Tantangan |
(1) Salin bagian tulisan tentang pacaran dalam Islam dari "Dalam islam sebelumnya" sampai "memberikan praktek-praktek pacaran.".
(2) Menurut tulisan tentang pacaran dalam Islam, apa yang dianjurkan Islam bagi orang yang sudah mampu?
(3) Teruskan tulisan tentang pacaran menurut perspektif Islam setelah kalimat terakhir yang ditampilkan.

Pacaran Menurut Perspektif Islam

Dalam islam sebelumnya tidak mengenal kata pacaran, namun seiring waktu dan perkenbangan zaman yang di kuasai Barat maka Islam pun mendapatkan pelajaran tersebut melalui beberapa media yang dengan gencarnya memberikan praktek-praktek pacaran.
Suatu kewajaran kalau antara laki-laki dan perempuan saling tertarik satu sama lainnya. Hal ini karena memang Allah menciptakan mereka dari satu jiwa lalu menciptakannya berpasang-pasangan dan kemudian mengembangkannya menjadi laki-laki dan perempuan yang banyak. (QS. Annisa : 1) yang artinya:
”Wahai manusia Bertakwalah Kepada tuhanmu yang telah menciptakan kamu dari diri yang satu (Adam) dan Allah menciptakan pasangannya (Hawa) dari dirinya, dan dari keduanya Allah memperkembangbiakkan laki-laki dan perempuan yang banyak. Bertakwalah kepada Allah yang dengan nama-Nya kamu saling meminta, dan perihalah hubungan kekeluargaan. Sesungguhnya Allah selalu menjaga dan mengawasimu”.
Penciptaan manusia secara berpasang-pasangan dan menjadikannya berkembang menjadi bersuku-suku dan berbangsa-bangsa, bertujuan untuk saling kenal-mengenal dan berhubungna satu sama lain. Hubungan yang paling baik adalah  yang mampu memelihara diri dan hubungan dengan Allah dan Mahkluknya, dalam konteks memelihara hubungan antar laki-laki dan perempuan, islam menganjurkan perkawinan bagi yang sudah mampu dan melarang mendekati segala perbuatan yang segala bentuk perzinaan.
Kesimpulan saya bahwa pacaran memang sangat rawan dengan perzinaan, oleh karena itu untuk apa kita mendekati pacaran apalagi mencobanya, padahal dengan jalan khitbah saat nanti umur kita memcukupi dan siap lahir batin maka semua itu akan berjalan lebih indah..

Data yang Ditampilkan |
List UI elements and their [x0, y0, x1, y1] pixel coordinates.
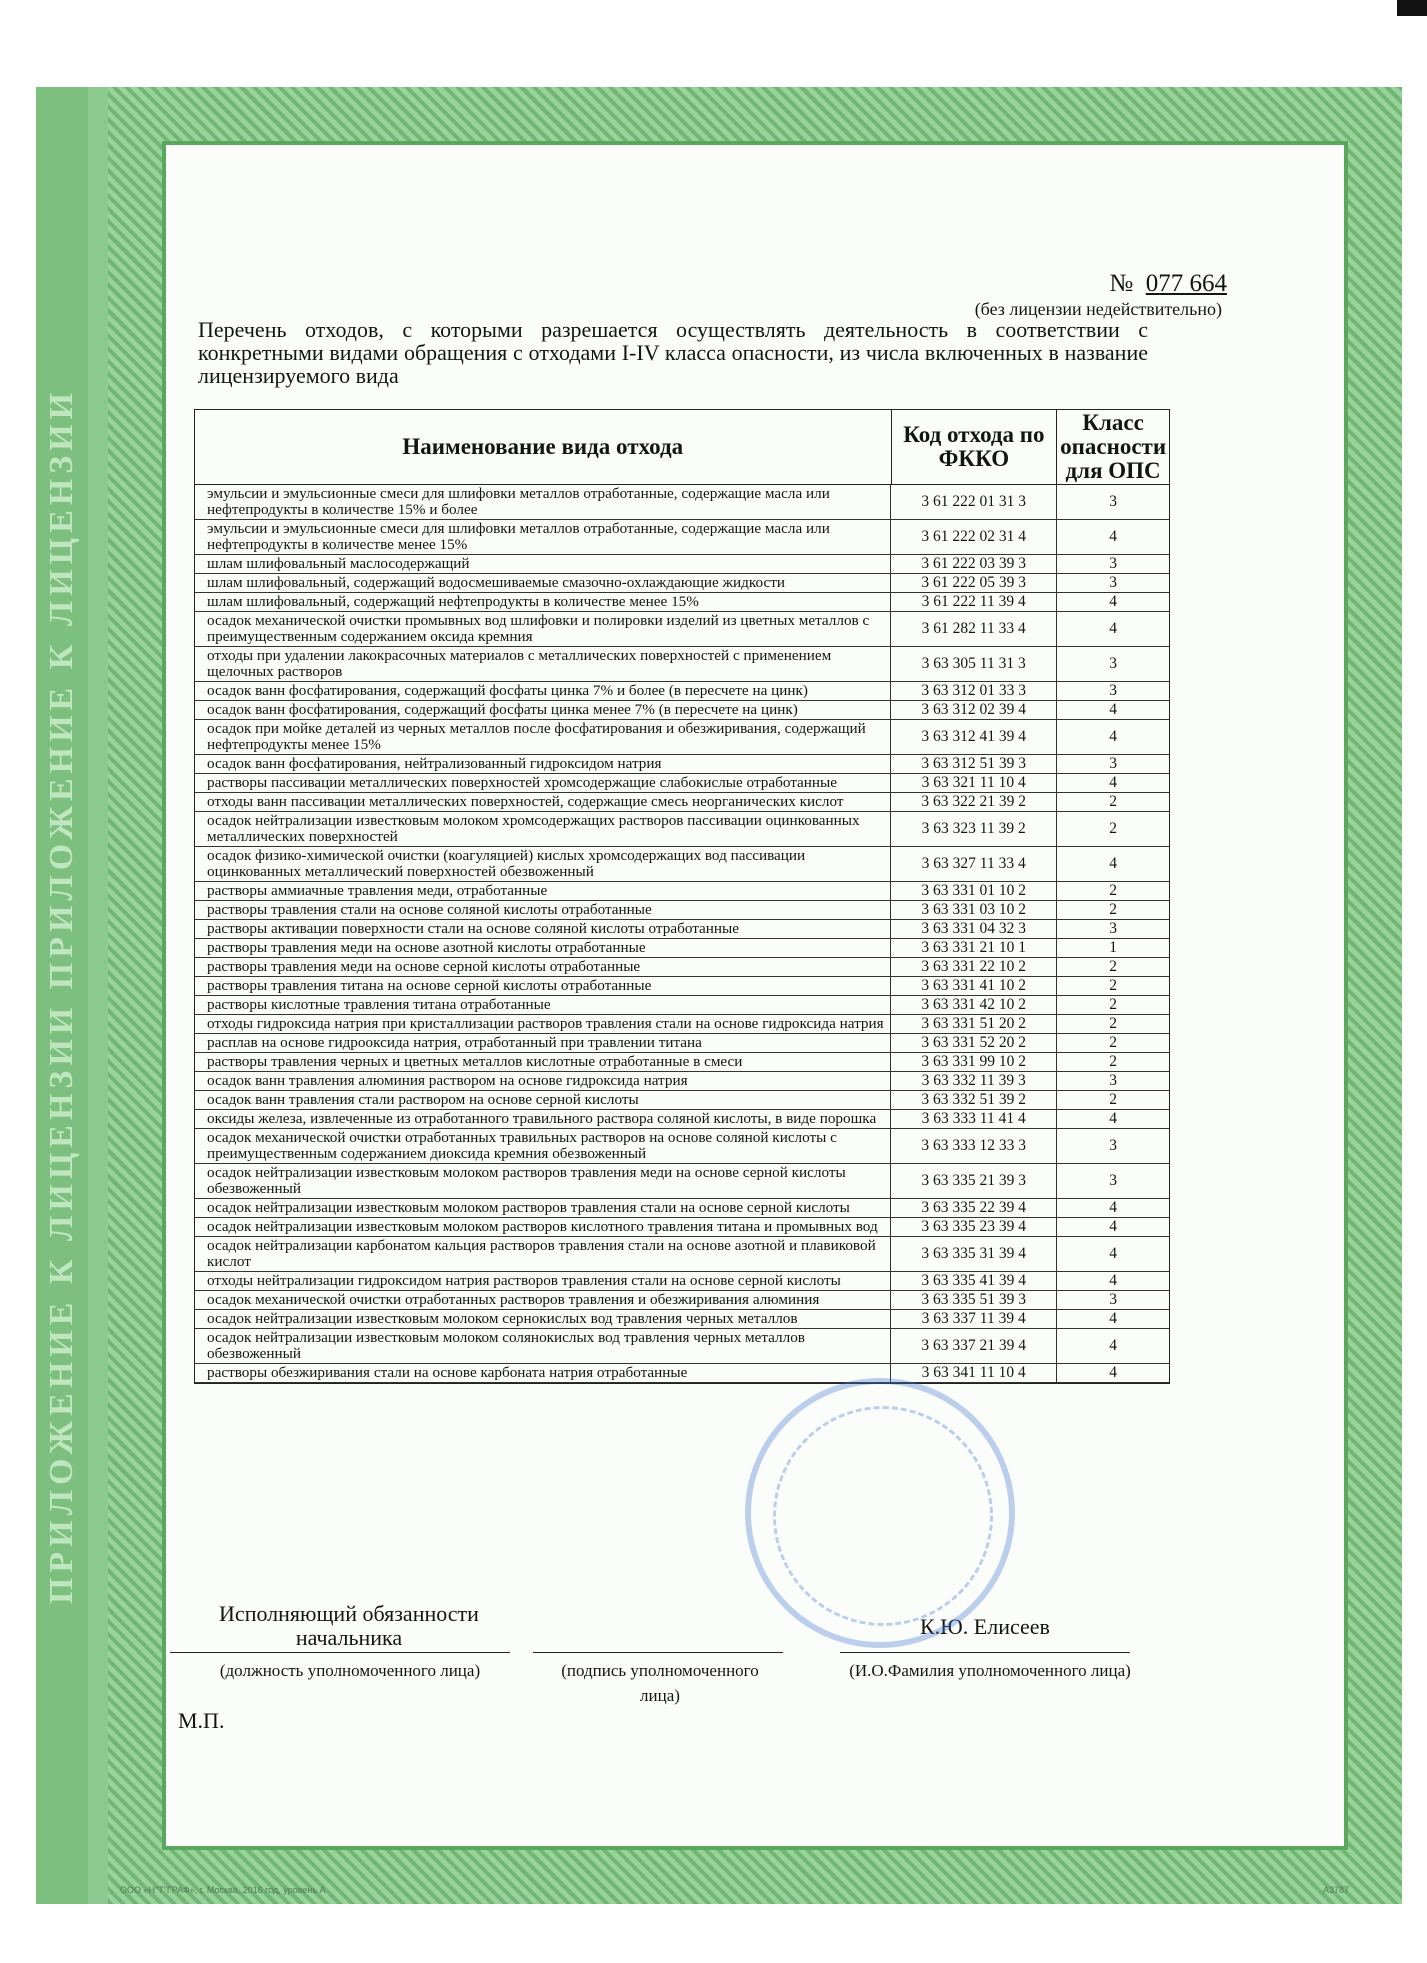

Jawaban |
(1)
Dalam islam sebelumnya tidak mengenal kata pacaran, namun seiring waktu dan perkenbangan zaman yang di kuasai Barat maka Islam pun mendapatkan pelajaran tersebut melalui beberapa media yang dengan gencarnya memberikan praktek-praktek pacaran.

(2) Islam menganjurkan perkawinan bagi yang sudah mampu.

(3)
karena dalam Islam, hanya mengenal hubungan antara pria dan wanita  yang dibagi menjadi dua, yaitu hubungan mahram dan hubungan nonmahram. Hubungan mahram adalah seperti yang disebutkan dalam Surah An-Nisa: 23, yaitu mahram seorang laki-laki (atau wanita yang tidak boleh dikawin oleh laki-laki) adalah ibu (termasuk nenek), saudara perempuan (baik sekandung ataupun sebapak), bibi (dari bapak ataupun ibu), keponakan (dari saudara sekandung atau sebapak), anak perempuan (baik itu asli ataupun tiri dan termasuk di dalamnya cucu), ibu susu, saudara sesusuan, ibu mertua, dan menantu perempuan. Maka, yang tidak termasuk mahram adalah sepupu, istri paman, dan semua wanita yang tidak disebutkan dalam ayat di atas.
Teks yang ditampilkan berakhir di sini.